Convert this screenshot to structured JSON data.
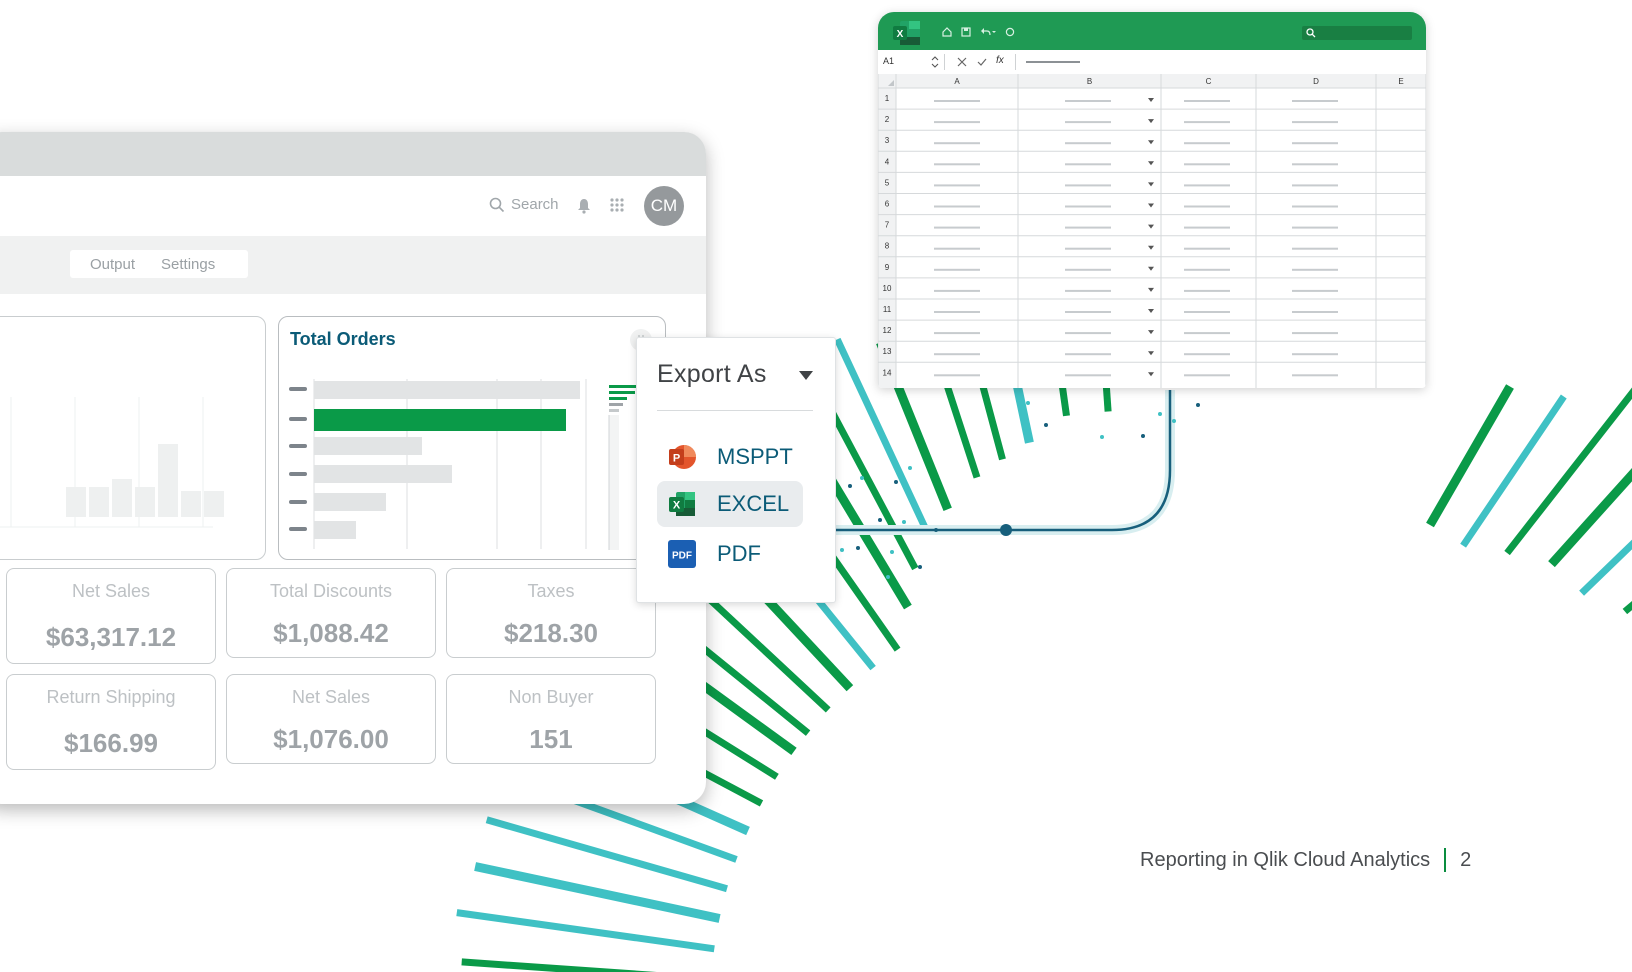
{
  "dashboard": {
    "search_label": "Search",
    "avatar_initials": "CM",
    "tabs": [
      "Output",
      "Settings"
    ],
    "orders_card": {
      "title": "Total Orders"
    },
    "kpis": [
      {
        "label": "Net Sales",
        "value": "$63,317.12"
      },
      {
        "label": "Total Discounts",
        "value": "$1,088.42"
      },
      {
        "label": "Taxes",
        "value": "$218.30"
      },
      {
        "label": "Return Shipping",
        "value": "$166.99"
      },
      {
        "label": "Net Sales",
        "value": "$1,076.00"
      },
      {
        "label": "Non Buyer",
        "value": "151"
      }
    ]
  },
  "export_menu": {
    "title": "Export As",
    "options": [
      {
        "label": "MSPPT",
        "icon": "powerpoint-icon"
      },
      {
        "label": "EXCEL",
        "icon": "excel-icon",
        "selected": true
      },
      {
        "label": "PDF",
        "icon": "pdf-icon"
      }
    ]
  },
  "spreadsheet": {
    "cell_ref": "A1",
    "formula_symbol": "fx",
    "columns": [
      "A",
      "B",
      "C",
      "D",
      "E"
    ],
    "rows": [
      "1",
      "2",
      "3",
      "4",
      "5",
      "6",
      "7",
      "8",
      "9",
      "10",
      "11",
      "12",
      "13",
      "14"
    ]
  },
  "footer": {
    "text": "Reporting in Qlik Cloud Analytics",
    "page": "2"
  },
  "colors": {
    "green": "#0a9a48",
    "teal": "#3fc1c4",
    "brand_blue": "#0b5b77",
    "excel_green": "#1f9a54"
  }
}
==
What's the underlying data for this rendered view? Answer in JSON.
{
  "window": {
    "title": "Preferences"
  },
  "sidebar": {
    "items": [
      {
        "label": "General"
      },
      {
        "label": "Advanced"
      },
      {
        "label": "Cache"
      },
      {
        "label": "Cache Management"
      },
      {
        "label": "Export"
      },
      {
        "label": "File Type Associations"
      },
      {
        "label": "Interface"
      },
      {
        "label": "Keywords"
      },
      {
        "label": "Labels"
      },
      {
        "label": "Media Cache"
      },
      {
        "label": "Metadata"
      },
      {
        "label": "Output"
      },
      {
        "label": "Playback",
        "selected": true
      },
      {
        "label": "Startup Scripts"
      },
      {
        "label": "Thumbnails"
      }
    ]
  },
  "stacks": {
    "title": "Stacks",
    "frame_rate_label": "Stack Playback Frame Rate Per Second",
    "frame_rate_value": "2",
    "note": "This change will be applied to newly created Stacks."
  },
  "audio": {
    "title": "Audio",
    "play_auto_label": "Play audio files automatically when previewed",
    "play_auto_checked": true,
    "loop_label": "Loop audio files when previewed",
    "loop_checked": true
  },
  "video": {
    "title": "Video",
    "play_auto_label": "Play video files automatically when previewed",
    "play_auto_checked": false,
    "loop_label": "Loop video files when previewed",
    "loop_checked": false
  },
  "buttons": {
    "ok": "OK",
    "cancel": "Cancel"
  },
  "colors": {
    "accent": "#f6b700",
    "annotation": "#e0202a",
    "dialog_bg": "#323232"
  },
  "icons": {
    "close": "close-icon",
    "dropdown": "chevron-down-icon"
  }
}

WRITTEN EXERCISE: Using the listing above, locate the lines that hold "true" and copy each one.

SOLUTION BELOW:
        "selected": true
        "selected": true
    "play_auto_checked": true,
    "loop_checked": true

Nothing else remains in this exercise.